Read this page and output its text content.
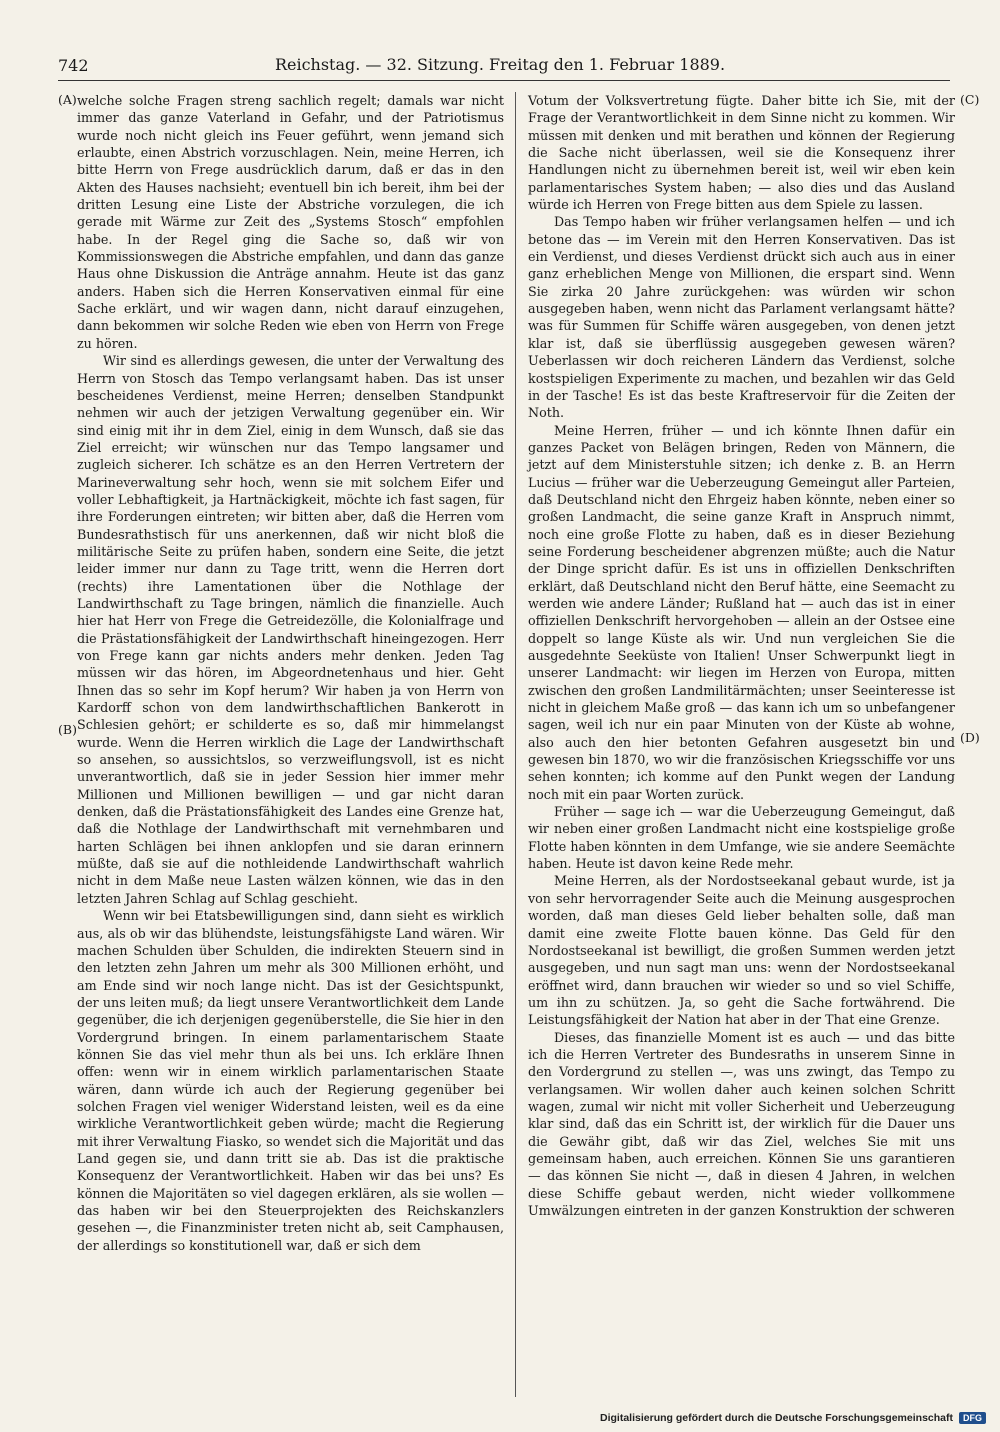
742	Reichstag. — 32. Sitzung. Freitag den 1. Februar 1889.
(A)
(B)
(C)
(D)

welche solche Fragen streng sachlich regelt; damals war nicht immer das ganze Vaterland in Gefahr, und der Patriotismus wurde noch nicht gleich ins Feuer geführt, wenn jemand sich erlaubte, einen Abstrich vorzuschlagen. Nein, meine Herren, ich bitte Herrn von Frege ausdrücklich darum, daß er das in den Akten des Hauses nachsieht; eventuell bin ich bereit, ihm bei der dritten Lesung eine Liste der Abstriche vorzulegen, die ich gerade mit Wärme zur Zeit des „Systems Stosch“ empfohlen habe. In der Regel ging die Sache so, daß wir von Kommissionswegen die Abstriche empfahlen, und dann das ganze Haus ohne Diskussion die Anträge annahm. Heute ist das ganz anders. Haben sich die Herren Konservativen einmal für eine Sache erklärt, und wir wagen dann, nicht darauf einzugehen, dann bekommen wir solche Reden wie eben von Herrn von Frege zu hören.

Wir sind es allerdings gewesen, die unter der Verwaltung des Herrn von Stosch das Tempo verlangsamt haben. Das ist unser bescheidenes Verdienst, meine Herren; denselben Standpunkt nehmen wir auch der jetzigen Verwaltung gegenüber ein. Wir sind einig mit ihr in dem Ziel, einig in dem Wunsch, daß sie das Ziel erreicht; wir wünschen nur das Tempo langsamer und zugleich sicherer. Ich schätze es an den Herren Vertretern der Marineverwaltung sehr hoch, wenn sie mit solchem Eifer und voller Lebhaftigkeit, ja Hartnäckigkeit, möchte ich fast sagen, für ihre Forderungen eintreten; wir bitten aber, daß die Herren vom Bundesrathstisch für uns anerkennen, daß wir nicht bloß die militärische Seite zu prüfen haben, sondern eine Seite, die jetzt leider immer nur dann zu Tage tritt, wenn die Herren dort (rechts) ihre Lamentationen über die Nothlage der Landwirthschaft zu Tage bringen, nämlich die finanzielle. Auch hier hat Herr von Frege die Getreidezölle, die Kolonialfrage und die Prästationsfähigkeit der Landwirthschaft hineingezogen. Herr von Frege kann gar nichts anders mehr denken. Jeden Tag müssen wir das hören, im Abgeordnetenhaus und hier. Geht Ihnen das so sehr im Kopf herum? Wir haben ja von Herrn von Kardorff schon von dem landwirthschaftlichen Bankerott in Schlesien gehört; er schilderte es so, daß mir himmelangst wurde. Wenn die Herren wirklich die Lage der Landwirthschaft so ansehen, so aussichtslos, so verzweiflungsvoll, ist es nicht unverantwortlich, daß sie in jeder Session hier immer mehr Millionen und Millionen bewilligen — und gar nicht daran denken, daß die Prästationsfähigkeit des Landes eine Grenze hat, daß die Nothlage der Landwirthschaft mit vernehmbaren und harten Schlägen bei ihnen anklopfen und sie daran erinnern müßte, daß sie auf die nothleidende Landwirthschaft wahrlich nicht in dem Maße neue Lasten wälzen können, wie das in den letzten Jahren Schlag auf Schlag geschieht.

Wenn wir bei Etatsbewilligungen sind, dann sieht es wirklich aus, als ob wir das blühendste, leistungsfähigste Land wären. Wir machen Schulden über Schulden, die indirekten Steuern sind in den letzten zehn Jahren um mehr als 300 Millionen erhöht, und am Ende sind wir noch lange nicht. Das ist der Gesichtspunkt, der uns leiten muß; da liegt unsere Verantwortlichkeit dem Lande gegenüber, die ich derjenigen gegenüberstelle, die Sie hier in den Vordergrund bringen. In einem parlamentarischem Staate können Sie das viel mehr thun als bei uns. Ich erkläre Ihnen offen: wenn wir in einem wirklich parlamentarischen Staate wären, dann würde ich auch der Regierung gegenüber bei solchen Fragen viel weniger Widerstand leisten, weil es da eine wirkliche Verantwortlichkeit geben würde; macht die Regierung mit ihrer Verwaltung Fiasko, so wendet sich die Majorität und das Land gegen sie, und dann tritt sie ab. Das ist die praktische Konsequenz der Verantwortlichkeit. Haben wir das bei uns? Es können die Majoritäten so viel dagegen erklären, als sie wollen — das haben wir bei den Steuerprojekten des Reichskanzlers gesehen —, die Finanzminister treten nicht ab, seit Camphausen, der allerdings so konstitutionell war, daß er sich dem

Votum der Volksvertretung fügte. Daher bitte ich Sie, mit der Frage der Verantwortlichkeit in dem Sinne nicht zu kommen. Wir müssen mit denken und mit berathen und können der Regierung die Sache nicht überlassen, weil sie die Konsequenz ihrer Handlungen nicht zu übernehmen bereit ist, weil wir eben kein parlamentarisches System haben; — also dies und das Ausland würde ich Herren von Frege bitten aus dem Spiele zu lassen.

Das Tempo haben wir früher verlangsamen helfen — und ich betone das — im Verein mit den Herren Konservativen. Das ist ein Verdienst, und dieses Verdienst drückt sich auch aus in einer ganz erheblichen Menge von Millionen, die erspart sind. Wenn Sie zirka 20 Jahre zurückgehen: was würden wir schon ausgegeben haben, wenn nicht das Parlament verlangsamt hätte? was für Summen für Schiffe wären ausgegeben, von denen jetzt klar ist, daß sie überflüssig ausgegeben gewesen wären? Ueberlassen wir doch reicheren Ländern das Verdienst, solche kostspieligen Experimente zu machen, und bezahlen wir das Geld in der Tasche! Es ist das beste Kraftreservoir für die Zeiten der Noth.

Meine Herren, früher — und ich könnte Ihnen dafür ein ganzes Packet von Belägen bringen, Reden von Männern, die jetzt auf dem Ministerstuhle sitzen; ich denke z. B. an Herrn Lucius — früher war die Ueberzeugung Gemeingut aller Parteien, daß Deutschland nicht den Ehrgeiz haben könnte, neben einer so großen Landmacht, die seine ganze Kraft in Anspruch nimmt, noch eine große Flotte zu haben, daß es in dieser Beziehung seine Forderung bescheidener abgrenzen müßte; auch die Natur der Dinge spricht dafür. Es ist uns in offiziellen Denkschriften erklärt, daß Deutschland nicht den Beruf hätte, eine Seemacht zu werden wie andere Länder; Rußland hat — auch das ist in einer offiziellen Denkschrift hervorgehoben — allein an der Ostsee eine doppelt so lange Küste als wir. Und nun vergleichen Sie die ausgedehnte Seeküste von Italien! Unser Schwerpunkt liegt in unserer Landmacht: wir liegen im Herzen von Europa, mitten zwischen den großen Landmilitärmächten; unser Seeinteresse ist nicht in gleichem Maße groß — das kann ich um so unbefangener sagen, weil ich nur ein paar Minuten von der Küste ab wohne, also auch den hier betonten Gefahren ausgesetzt bin und gewesen bin 1870, wo wir die französischen Kriegsschiffe vor uns sehen konnten; ich komme auf den Punkt wegen der Landung noch mit ein paar Worten zurück.

Früher — sage ich — war die Ueberzeugung Gemeingut, daß wir neben einer großen Landmacht nicht eine kostspielige große Flotte haben könnten in dem Umfange, wie sie andere Seemächte haben. Heute ist davon keine Rede mehr.

Meine Herren, als der Nordostseekanal gebaut wurde, ist ja von sehr hervorragender Seite auch die Meinung ausgesprochen worden, daß man dieses Geld lieber behalten solle, daß man damit eine zweite Flotte bauen könne. Das Geld für den Nordostseekanal ist bewilligt, die großen Summen werden jetzt ausgegeben, und nun sagt man uns: wenn der Nordostseekanal eröffnet wird, dann brauchen wir wieder so und so viel Schiffe, um ihn zu schützen. Ja, so geht die Sache fortwährend. Die Leistungsfähigkeit der Nation hat aber in der That eine Grenze.

Dieses, das finanzielle Moment ist es auch — und das bitte ich die Herren Vertreter des Bundesraths in unserem Sinne in den Vordergrund zu stellen —, was uns zwingt, das Tempo zu verlangsamen. Wir wollen daher auch keinen solchen Schritt wagen, zumal wir nicht mit voller Sicherheit und Ueberzeugung klar sind, daß das ein Schritt ist, der wirklich für die Dauer uns die Gewähr gibt, daß wir das Ziel, welches Sie mit uns gemeinsam haben, auch erreichen. Können Sie uns garantieren — das können Sie nicht —, daß in diesen 4 Jahren, in welchen diese Schiffe gebaut werden, nicht wieder vollkommene Umwälzungen eintreten in der ganzen Konstruktion der schweren

Digitalisierung gefördert durch die Deutsche Forschungsgemeinschaft	DFG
━━━━━━━━━━
> [REQUIREMENT]:
Reproduce each line of the material containing the word "klar".

> [SOLUTION TO THE EXERCISE]:
Das Tempo haben wir früher verlangsamen helfen — und ich betone das — im Verein mit den Herren Konservativen. Das ist ein Verdienst, und dieses Verdienst drückt sich auch aus in einer ganz erheblichen Menge von Millionen, die erspart sind. Wenn Sie zirka 20 Jahre zurückgehen: was würden wir schon ausgegeben haben, wenn nicht das Parlament verlangsamt hätte? was für Summen für Schiffe wären ausgegeben, von denen jetzt klar ist, daß sie überflüssig ausgegeben gewesen wären? Ueberlassen wir doch reicheren Ländern das Verdienst, solche kostspieligen Experimente zu machen, und bezahlen wir das Geld in der Tasche! Es ist das beste Kraftreservoir für die Zeiten der Noth.
Dieses, das finanzielle Moment ist es auch — und das bitte ich die Herren Vertreter des Bundesraths in unserem Sinne in den Vordergrund zu stellen —, was uns zwingt, das Tempo zu verlangsamen. Wir wollen daher auch keinen solchen Schritt wagen, zumal wir nicht mit voller Sicherheit und Ueberzeugung klar sind, daß das ein Schritt ist, der wirklich für die Dauer uns die Gewähr gibt, daß wir das Ziel, welches Sie mit uns gemeinsam haben, auch erreichen. Können Sie uns garantieren — das können Sie nicht —, daß in diesen 4 Jahren, in welchen diese Schiffe gebaut werden, nicht wieder vollkommene Umwälzungen eintreten in der ganzen Konstruktion der schweren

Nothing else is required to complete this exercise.